◆ **What to produce**
Copy the data below exactly.

— Begin Input data —

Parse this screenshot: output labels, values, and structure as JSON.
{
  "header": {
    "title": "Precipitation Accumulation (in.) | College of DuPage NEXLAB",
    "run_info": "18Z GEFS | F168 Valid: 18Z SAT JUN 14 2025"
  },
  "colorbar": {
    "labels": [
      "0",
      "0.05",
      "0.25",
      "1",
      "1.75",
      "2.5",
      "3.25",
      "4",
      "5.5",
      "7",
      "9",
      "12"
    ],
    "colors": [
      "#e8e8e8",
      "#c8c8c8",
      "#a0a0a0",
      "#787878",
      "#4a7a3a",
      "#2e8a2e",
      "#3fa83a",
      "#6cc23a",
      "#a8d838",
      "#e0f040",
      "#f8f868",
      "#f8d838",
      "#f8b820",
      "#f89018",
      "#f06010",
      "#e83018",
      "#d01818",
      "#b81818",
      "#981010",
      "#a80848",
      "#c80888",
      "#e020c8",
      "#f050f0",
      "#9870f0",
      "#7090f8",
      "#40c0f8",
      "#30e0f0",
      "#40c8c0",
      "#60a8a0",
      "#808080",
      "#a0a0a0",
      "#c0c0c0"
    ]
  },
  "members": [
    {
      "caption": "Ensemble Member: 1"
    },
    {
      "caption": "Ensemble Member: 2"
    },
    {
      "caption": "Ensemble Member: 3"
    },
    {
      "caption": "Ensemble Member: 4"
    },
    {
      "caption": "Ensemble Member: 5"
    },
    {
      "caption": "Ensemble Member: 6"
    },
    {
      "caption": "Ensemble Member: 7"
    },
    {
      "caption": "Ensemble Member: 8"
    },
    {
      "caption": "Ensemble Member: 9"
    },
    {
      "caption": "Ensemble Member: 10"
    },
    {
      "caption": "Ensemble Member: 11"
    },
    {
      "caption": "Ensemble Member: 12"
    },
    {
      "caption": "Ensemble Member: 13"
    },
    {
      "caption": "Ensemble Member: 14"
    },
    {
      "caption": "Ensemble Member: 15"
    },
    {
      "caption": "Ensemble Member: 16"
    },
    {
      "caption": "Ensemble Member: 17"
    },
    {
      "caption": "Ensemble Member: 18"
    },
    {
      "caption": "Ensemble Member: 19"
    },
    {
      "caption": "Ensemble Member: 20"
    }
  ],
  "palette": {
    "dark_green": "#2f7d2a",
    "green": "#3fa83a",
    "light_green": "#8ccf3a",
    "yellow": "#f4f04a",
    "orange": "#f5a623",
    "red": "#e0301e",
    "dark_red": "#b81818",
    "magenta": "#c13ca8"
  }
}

— End Input data —

◆ **Reply**
Parse this screenshot: output labels, values, and structure as JSON.
{
  "header": {
    "title": "Precipitation Accumulation (in.) | College of DuPage NEXLAB",
    "run_info": "18Z GEFS | F168 Valid: 18Z SAT JUN 14 2025"
  },
  "colorbar": {
    "labels": [
      "0",
      "0.05",
      "0.25",
      "1",
      "1.75",
      "2.5",
      "3.25",
      "4",
      "5.5",
      "7",
      "9",
      "12"
    ],
    "colors": [
      "#e8e8e8",
      "#c8c8c8",
      "#a0a0a0",
      "#787878",
      "#4a7a3a",
      "#2e8a2e",
      "#3fa83a",
      "#6cc23a",
      "#a8d838",
      "#e0f040",
      "#f8f868",
      "#f8d838",
      "#f8b820",
      "#f89018",
      "#f06010",
      "#e83018",
      "#d01818",
      "#b81818",
      "#981010",
      "#a80848",
      "#c80888",
      "#e020c8",
      "#f050f0",
      "#9870f0",
      "#7090f8",
      "#40c0f8",
      "#30e0f0",
      "#40c8c0",
      "#60a8a0",
      "#808080",
      "#a0a0a0",
      "#c0c0c0"
    ]
  },
  "members": [
    {
      "caption": "Ensemble Member: 1"
    },
    {
      "caption": "Ensemble Member: 2"
    },
    {
      "caption": "Ensemble Member: 3"
    },
    {
      "caption": "Ensemble Member: 4"
    },
    {
      "caption": "Ensemble Member: 5"
    },
    {
      "caption": "Ensemble Member: 6"
    },
    {
      "caption": "Ensemble Member: 7"
    },
    {
      "caption": "Ensemble Member: 8"
    },
    {
      "caption": "Ensemble Member: 9"
    },
    {
      "caption": "Ensemble Member: 10"
    },
    {
      "caption": "Ensemble Member: 11"
    },
    {
      "caption": "Ensemble Member: 12"
    },
    {
      "caption": "Ensemble Member: 13"
    },
    {
      "caption": "Ensemble Member: 14"
    },
    {
      "caption": "Ensemble Member: 15"
    },
    {
      "caption": "Ensemble Member: 16"
    },
    {
      "caption": "Ensemble Member: 17"
    },
    {
      "caption": "Ensemble Member: 18"
    },
    {
      "caption": "Ensemble Member: 19"
    },
    {
      "caption": "Ensemble Member: 20"
    }
  ],
  "palette": {
    "dark_green": "#2f7d2a",
    "green": "#3fa83a",
    "light_green": "#8ccf3a",
    "yellow": "#f4f04a",
    "orange": "#f5a623",
    "red": "#e0301e",
    "dark_red": "#b81818",
    "magenta": "#c13ca8"
  }
}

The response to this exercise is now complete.